Tel est le fait mémorable que M. de Saint-Priest nous a raconté pour la première fois sous son véritable jour. Avant la lecture de l’Histoire de la Conquête de Naples, nous n’avions jamais bien compris ni la grandeur de saint Louis, ni celle de la France du XIIIe siècle. M. de Saint-Priest nous a fait connaître qu’il y eut alors pour notre pays un véritable âge de gloire, pour lequel la postérité, surtout en France, était ingrate. Saint Louis est la grande figure de son livre : il tient, pour ainsi dire, le milieu du tableau ; mais que de personnages curieux à ses côtés, tracés de main de maître ! Charles d’Anjou, le vrai type de son siècle, par sa foi simple et sa main rude, Frédéric II et Mainfroi qui devançaient les âges suivans par les raffinemens de l’esprit et de la débauche, la pâle et tendre image de Conradin, tous ces portraits sont vivans, et d’un style à la fois sobre et vif. À peine çà et là remarque-t-on peut-être quelques traits d’esprit qu’il eût mieux valu dire qu’écrire. Parfois le naturel lui-même n’est pas dépourvu d’un peu d’art, ni la facilité de quelque recherche. En général, la marche du récit est grave sans cesser d’être animée, et conduit le lecteur au bout de quatre volumes, sans le fatiguer, ni par des lenteurs, ni par ces emportemens lyriques auxquels le goût des historiens modernes nous a trop accoutumés.

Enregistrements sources
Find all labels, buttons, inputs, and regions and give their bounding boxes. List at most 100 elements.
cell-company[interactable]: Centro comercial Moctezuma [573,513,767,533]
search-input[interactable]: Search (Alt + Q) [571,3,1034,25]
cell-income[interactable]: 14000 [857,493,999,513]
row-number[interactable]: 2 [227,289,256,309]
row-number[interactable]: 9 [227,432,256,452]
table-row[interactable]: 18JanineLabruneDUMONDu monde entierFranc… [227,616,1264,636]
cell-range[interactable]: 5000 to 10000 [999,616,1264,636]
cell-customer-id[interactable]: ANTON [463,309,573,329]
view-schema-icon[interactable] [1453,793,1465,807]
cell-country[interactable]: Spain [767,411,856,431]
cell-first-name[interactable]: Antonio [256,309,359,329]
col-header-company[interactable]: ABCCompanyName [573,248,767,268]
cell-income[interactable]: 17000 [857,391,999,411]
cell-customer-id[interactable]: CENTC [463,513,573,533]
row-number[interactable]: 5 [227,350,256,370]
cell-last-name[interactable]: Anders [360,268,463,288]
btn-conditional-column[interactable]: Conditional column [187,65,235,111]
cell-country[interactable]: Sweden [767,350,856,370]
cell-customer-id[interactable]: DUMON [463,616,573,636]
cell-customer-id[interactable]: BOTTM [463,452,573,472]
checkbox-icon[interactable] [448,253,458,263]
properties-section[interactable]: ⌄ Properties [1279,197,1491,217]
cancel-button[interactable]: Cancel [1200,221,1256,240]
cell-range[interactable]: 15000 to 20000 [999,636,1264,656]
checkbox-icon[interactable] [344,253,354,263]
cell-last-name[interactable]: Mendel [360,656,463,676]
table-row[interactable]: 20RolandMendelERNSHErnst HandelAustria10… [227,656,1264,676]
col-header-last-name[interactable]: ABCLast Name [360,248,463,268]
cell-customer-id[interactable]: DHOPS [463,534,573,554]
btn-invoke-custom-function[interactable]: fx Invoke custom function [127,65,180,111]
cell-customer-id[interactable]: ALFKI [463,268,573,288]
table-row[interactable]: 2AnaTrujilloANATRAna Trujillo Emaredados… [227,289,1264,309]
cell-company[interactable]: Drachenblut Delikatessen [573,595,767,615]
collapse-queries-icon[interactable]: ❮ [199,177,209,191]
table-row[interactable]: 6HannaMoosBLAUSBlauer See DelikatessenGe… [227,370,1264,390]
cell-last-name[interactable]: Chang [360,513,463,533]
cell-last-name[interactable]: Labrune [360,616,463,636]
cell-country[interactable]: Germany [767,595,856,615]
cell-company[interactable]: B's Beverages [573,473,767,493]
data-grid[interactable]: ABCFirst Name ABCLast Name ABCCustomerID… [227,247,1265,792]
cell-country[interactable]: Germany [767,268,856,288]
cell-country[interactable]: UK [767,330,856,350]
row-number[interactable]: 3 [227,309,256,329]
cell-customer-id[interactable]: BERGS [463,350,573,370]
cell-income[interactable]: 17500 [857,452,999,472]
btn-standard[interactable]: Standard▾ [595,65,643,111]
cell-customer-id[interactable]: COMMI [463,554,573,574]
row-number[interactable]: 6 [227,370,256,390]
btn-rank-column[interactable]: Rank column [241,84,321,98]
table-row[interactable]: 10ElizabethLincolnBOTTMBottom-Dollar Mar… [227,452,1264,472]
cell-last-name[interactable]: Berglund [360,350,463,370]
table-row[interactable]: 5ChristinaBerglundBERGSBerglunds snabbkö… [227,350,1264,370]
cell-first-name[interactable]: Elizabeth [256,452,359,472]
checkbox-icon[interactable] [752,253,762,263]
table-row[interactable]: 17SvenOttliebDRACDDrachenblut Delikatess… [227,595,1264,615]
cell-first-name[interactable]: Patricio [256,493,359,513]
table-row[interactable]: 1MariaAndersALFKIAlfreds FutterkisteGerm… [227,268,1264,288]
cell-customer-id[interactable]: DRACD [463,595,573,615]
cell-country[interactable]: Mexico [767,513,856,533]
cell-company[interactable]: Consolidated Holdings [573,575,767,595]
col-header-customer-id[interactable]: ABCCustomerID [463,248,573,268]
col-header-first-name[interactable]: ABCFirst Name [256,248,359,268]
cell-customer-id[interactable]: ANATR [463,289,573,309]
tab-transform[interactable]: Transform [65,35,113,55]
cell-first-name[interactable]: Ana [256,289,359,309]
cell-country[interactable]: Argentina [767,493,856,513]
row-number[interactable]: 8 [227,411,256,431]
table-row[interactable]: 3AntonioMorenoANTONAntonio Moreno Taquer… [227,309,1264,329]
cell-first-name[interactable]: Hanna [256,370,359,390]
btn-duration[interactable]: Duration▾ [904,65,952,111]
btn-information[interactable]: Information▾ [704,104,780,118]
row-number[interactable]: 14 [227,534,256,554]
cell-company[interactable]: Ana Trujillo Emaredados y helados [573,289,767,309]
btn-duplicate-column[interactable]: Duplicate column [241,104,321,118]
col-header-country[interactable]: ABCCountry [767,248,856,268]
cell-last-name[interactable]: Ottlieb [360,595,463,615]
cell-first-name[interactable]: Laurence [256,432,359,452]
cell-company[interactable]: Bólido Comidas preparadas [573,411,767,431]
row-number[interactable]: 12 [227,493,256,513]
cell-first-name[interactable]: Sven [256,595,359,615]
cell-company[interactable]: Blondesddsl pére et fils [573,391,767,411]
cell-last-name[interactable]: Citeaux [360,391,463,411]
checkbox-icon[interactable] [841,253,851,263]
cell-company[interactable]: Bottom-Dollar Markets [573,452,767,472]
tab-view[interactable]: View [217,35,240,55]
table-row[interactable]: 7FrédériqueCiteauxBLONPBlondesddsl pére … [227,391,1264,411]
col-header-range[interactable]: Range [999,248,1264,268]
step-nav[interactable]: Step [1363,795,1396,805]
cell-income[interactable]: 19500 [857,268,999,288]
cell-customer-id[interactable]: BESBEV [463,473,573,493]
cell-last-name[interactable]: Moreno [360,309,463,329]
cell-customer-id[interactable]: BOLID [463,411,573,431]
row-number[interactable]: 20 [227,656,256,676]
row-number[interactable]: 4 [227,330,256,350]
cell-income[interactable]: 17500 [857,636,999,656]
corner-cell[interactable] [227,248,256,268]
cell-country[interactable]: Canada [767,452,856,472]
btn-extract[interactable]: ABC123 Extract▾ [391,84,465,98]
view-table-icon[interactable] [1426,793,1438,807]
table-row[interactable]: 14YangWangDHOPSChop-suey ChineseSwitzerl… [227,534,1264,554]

TÂCHE ÉCRITE >>
Citez, s'il vous plaît, tous les personnages dont l'extrait sur l'Histoire de la Conquête de Naples évoque le portrait aux côtés de saint Louis. Les enregistrements n'ont aucun lien avec l'extrait.

RÉPONSE >>
Charles d'Anjou, Frédéric II, Mainfroi et Conradin.